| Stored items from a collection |
***

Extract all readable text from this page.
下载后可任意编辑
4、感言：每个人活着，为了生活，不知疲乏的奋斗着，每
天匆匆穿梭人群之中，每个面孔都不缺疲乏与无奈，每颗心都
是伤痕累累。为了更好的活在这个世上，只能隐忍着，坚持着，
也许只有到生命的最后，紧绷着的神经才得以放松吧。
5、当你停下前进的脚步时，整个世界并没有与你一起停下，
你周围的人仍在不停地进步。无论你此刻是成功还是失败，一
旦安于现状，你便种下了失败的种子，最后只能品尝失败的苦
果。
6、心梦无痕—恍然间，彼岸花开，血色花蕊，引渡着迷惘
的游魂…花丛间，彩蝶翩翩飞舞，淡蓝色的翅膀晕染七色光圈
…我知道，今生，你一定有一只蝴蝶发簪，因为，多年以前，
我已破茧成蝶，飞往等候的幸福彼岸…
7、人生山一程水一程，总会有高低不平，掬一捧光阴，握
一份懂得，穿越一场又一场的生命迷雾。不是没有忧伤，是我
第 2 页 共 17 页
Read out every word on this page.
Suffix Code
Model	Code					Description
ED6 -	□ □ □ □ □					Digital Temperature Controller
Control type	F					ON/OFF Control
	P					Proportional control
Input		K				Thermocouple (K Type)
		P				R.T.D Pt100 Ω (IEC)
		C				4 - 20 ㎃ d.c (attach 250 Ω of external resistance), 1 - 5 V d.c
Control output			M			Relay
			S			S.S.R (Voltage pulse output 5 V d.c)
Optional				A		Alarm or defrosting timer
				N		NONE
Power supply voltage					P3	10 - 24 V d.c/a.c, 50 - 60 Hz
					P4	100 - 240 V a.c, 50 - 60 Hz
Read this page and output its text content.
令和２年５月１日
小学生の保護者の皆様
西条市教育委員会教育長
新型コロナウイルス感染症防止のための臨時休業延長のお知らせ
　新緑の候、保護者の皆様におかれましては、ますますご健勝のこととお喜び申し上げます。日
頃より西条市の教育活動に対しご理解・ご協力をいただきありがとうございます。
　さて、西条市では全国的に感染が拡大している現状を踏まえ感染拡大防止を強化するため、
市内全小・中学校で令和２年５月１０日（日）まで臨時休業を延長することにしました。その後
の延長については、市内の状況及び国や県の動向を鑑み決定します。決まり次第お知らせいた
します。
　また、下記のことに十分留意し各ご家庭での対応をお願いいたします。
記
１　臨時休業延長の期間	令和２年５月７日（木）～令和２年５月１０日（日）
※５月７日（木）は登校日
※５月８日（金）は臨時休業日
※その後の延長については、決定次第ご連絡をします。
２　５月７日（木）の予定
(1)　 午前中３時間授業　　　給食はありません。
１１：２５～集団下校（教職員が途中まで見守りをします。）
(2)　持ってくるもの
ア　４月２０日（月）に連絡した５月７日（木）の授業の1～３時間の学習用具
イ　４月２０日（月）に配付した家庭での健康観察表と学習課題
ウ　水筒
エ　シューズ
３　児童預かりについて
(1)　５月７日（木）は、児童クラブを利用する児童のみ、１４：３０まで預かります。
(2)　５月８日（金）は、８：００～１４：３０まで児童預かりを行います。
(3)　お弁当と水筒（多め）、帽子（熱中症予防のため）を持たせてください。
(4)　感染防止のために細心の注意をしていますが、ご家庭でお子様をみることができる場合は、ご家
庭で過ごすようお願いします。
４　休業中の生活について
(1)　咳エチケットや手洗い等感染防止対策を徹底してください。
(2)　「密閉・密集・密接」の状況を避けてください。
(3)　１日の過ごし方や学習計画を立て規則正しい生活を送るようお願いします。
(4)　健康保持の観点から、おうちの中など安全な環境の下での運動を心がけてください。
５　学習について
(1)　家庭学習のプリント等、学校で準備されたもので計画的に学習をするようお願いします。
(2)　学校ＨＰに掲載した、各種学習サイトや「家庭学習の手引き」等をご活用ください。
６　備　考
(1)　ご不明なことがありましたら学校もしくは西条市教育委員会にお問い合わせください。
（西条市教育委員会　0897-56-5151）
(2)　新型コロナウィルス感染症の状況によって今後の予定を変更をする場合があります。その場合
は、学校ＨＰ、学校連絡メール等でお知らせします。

***

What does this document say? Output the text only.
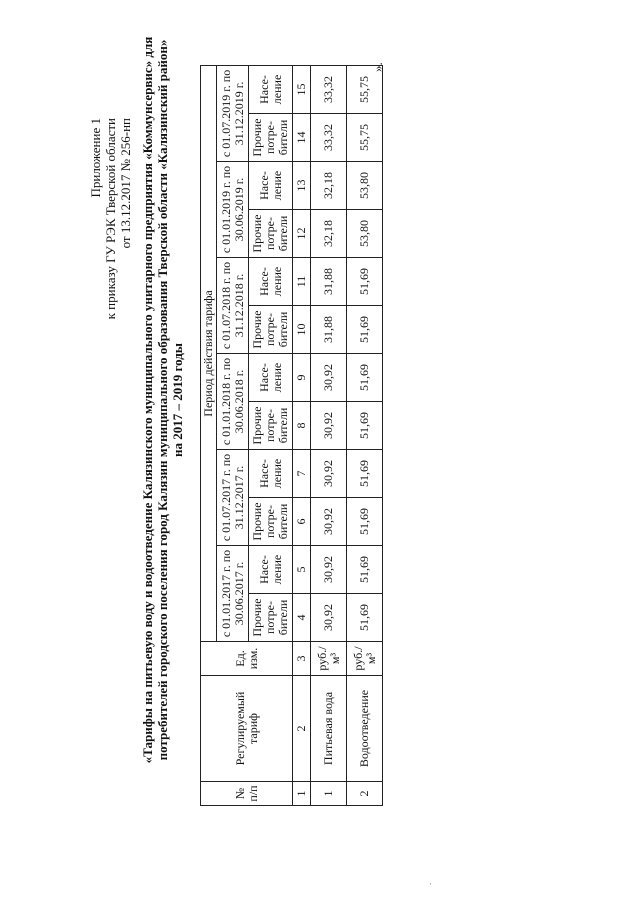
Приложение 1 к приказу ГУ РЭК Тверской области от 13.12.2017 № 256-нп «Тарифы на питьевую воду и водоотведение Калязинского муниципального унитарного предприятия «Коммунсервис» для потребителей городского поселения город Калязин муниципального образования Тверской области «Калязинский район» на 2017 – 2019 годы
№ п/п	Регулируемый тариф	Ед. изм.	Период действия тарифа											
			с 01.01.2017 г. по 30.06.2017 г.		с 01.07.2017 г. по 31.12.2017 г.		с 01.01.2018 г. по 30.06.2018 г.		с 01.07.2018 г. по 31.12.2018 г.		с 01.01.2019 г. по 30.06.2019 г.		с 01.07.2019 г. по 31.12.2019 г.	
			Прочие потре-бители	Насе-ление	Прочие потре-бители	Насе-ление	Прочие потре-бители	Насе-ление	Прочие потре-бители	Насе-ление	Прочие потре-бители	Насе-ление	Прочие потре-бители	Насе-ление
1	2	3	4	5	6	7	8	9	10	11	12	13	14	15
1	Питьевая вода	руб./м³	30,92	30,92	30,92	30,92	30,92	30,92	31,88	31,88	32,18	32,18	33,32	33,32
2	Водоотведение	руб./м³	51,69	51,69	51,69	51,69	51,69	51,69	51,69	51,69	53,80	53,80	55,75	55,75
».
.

***

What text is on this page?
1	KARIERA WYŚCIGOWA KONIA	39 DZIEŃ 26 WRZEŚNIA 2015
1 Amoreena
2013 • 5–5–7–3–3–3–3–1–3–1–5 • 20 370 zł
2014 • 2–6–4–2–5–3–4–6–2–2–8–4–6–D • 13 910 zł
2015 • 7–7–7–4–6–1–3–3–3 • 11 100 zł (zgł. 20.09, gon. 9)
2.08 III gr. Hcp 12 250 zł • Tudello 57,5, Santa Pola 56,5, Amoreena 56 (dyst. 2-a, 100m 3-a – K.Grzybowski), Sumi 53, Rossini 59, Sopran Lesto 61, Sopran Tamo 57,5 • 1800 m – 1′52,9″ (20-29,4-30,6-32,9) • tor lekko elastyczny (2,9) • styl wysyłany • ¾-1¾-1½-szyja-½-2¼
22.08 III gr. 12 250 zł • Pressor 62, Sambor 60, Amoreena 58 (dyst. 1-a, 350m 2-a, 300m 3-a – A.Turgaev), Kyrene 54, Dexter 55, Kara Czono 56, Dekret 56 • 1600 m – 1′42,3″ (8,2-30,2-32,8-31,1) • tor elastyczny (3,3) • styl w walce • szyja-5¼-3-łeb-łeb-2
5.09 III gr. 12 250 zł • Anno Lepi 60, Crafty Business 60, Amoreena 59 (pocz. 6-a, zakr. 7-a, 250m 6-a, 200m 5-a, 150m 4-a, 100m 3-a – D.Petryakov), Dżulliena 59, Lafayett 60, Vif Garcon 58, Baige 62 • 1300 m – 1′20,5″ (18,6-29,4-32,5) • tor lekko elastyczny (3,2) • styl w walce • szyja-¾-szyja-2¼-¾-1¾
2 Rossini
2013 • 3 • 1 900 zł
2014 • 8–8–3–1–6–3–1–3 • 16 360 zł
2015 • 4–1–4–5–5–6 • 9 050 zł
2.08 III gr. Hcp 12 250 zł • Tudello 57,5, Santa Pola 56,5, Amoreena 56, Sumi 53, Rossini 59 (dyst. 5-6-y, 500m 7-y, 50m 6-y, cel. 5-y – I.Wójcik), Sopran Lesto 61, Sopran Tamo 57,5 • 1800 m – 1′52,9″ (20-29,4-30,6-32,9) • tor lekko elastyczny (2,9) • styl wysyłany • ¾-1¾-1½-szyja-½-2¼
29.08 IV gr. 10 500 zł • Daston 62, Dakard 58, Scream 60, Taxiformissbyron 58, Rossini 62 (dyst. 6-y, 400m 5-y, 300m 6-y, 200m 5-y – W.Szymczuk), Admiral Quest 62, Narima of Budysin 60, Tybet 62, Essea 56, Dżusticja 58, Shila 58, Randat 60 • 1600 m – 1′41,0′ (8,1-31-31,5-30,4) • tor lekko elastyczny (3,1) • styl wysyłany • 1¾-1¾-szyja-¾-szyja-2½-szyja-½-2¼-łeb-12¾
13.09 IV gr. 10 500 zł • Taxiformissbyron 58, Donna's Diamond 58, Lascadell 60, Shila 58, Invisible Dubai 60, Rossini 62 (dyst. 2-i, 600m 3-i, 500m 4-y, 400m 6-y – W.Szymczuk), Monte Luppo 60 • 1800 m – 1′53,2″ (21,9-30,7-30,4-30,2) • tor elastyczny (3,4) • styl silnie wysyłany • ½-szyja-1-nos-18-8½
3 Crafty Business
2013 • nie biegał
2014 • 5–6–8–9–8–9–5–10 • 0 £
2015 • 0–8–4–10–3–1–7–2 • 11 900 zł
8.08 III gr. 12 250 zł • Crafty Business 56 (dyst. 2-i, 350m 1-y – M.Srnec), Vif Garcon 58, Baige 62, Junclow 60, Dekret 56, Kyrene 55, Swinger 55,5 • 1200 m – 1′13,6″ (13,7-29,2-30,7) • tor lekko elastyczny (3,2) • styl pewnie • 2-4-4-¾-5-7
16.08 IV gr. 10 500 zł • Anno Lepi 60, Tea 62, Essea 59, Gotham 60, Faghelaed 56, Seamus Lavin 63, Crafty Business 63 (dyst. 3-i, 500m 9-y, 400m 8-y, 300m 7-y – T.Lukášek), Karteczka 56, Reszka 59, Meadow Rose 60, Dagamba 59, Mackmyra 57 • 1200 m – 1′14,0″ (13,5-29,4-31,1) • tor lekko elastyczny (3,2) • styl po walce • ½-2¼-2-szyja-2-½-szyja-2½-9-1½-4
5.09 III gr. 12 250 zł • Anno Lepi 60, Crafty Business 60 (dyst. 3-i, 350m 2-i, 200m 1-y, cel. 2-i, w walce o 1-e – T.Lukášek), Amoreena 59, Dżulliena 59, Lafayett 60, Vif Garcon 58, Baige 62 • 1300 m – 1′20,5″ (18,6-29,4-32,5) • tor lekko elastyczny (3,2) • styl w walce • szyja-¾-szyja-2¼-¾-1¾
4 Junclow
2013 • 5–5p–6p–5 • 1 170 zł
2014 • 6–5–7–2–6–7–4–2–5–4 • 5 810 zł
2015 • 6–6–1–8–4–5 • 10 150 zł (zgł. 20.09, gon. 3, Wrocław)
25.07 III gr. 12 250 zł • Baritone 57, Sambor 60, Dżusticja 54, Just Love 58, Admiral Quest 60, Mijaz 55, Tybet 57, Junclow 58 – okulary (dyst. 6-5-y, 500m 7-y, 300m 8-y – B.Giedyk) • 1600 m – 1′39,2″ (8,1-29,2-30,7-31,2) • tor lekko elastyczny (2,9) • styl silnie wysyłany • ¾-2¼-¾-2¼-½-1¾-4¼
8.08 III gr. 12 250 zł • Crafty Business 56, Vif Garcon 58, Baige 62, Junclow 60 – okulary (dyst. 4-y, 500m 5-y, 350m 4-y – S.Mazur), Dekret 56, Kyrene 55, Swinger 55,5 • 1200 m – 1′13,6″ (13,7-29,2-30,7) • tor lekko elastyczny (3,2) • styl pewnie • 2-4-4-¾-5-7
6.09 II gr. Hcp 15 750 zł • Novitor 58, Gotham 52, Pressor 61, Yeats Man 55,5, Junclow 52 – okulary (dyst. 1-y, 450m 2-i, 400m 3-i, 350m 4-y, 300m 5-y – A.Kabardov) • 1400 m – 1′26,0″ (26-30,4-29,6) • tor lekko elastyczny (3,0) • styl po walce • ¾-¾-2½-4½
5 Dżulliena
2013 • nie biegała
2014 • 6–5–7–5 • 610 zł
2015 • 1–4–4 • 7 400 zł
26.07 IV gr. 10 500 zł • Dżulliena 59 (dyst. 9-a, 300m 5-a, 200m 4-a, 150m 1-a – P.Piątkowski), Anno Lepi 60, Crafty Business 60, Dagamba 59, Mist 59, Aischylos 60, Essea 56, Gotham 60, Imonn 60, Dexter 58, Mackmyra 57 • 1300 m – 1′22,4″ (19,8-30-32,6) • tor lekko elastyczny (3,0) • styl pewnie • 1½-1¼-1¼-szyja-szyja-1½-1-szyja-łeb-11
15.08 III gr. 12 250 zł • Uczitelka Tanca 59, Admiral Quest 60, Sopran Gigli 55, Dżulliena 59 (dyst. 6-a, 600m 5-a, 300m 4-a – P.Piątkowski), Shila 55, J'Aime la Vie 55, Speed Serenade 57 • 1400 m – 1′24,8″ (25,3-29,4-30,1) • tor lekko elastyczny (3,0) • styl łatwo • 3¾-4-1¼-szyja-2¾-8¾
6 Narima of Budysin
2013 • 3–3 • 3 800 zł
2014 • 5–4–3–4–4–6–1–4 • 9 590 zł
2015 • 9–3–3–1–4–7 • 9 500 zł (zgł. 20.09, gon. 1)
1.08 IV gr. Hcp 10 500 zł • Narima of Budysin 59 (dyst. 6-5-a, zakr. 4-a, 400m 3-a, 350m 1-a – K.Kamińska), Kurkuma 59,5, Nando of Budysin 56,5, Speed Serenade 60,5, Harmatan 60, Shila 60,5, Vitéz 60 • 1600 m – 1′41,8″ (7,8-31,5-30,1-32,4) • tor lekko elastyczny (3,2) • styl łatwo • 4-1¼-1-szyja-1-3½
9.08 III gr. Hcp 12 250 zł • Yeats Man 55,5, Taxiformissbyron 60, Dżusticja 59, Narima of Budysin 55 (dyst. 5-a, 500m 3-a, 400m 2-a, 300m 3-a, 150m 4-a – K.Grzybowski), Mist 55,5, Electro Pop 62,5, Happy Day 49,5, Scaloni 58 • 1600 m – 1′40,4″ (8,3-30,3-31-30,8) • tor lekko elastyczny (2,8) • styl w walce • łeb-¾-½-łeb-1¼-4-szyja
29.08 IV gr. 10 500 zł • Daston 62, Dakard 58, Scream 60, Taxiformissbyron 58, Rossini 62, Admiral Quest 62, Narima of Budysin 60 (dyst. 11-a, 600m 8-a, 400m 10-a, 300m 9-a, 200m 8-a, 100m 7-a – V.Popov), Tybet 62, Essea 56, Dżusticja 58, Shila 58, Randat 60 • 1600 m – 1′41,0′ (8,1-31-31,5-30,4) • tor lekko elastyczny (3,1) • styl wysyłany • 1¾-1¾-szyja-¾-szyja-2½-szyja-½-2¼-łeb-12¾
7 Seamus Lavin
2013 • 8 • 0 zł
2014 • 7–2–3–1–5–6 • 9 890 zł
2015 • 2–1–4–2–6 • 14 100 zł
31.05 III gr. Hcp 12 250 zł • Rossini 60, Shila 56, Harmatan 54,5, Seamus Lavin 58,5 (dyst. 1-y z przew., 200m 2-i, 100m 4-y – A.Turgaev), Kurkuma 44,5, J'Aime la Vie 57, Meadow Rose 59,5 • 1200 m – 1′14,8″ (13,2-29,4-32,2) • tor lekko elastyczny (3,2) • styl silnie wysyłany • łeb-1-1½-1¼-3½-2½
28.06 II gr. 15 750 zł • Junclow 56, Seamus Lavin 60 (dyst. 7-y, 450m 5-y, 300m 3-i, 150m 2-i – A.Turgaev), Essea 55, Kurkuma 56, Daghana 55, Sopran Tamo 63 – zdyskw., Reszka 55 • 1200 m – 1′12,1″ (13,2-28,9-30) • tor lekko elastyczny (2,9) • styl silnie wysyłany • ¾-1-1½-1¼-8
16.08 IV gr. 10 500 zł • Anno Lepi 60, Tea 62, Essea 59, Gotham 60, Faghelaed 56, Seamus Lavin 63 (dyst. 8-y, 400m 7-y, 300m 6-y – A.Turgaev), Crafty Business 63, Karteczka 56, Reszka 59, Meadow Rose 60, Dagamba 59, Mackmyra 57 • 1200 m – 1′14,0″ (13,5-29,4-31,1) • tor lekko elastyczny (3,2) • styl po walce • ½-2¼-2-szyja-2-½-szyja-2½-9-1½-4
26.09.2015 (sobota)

***

| Instructions to follow |
In the records above, locate each line with the word "Kurkuma". Copy all such lines.

| Answer to this task |
1.08 IV gr. Hcp 10 500 zł • Narima of Budysin 59 (dyst. 6-5-a, zakr. 4-a, 400m 3-a, 350m 1-a – K.Kamińska), Kurkuma 59,5, Nando of Budysin 56,5, Speed Serenade 60,5, Harmatan 60, Shila 60,5, Vitéz 60 • 1600 m – 1′41,8″ (7,8-31,5-30,1-32,4) • tor lekko elastyczny (3,2) • styl łatwo • 4-1¼-1-szyja-1-3½
31.05 III gr. Hcp 12 250 zł • Rossini 60, Shila 56, Harmatan 54,5, Seamus Lavin 58,5 (dyst. 1-y z przew., 200m 2-i, 100m 4-y – A.Turgaev), Kurkuma 44,5, J'Aime la Vie 57, Meadow Rose 59,5 • 1200 m – 1′14,8″ (13,2-29,4-32,2) • tor lekko elastyczny (3,2) • styl silnie wysyłany • łeb-1-1½-1¼-3½-2½
28.06 II gr. 15 750 zł • Junclow 56, Seamus Lavin 60 (dyst. 7-y, 450m 5-y, 300m 3-i, 150m 2-i – A.Turgaev), Essea 55, Kurkuma 56, Daghana 55, Sopran Tamo 63 – zdyskw., Reszka 55 • 1200 m – 1′12,1″ (13,2-28,9-30) • tor lekko elastyczny (2,9) • styl silnie wysyłany • ¾-1-1½-1¼-8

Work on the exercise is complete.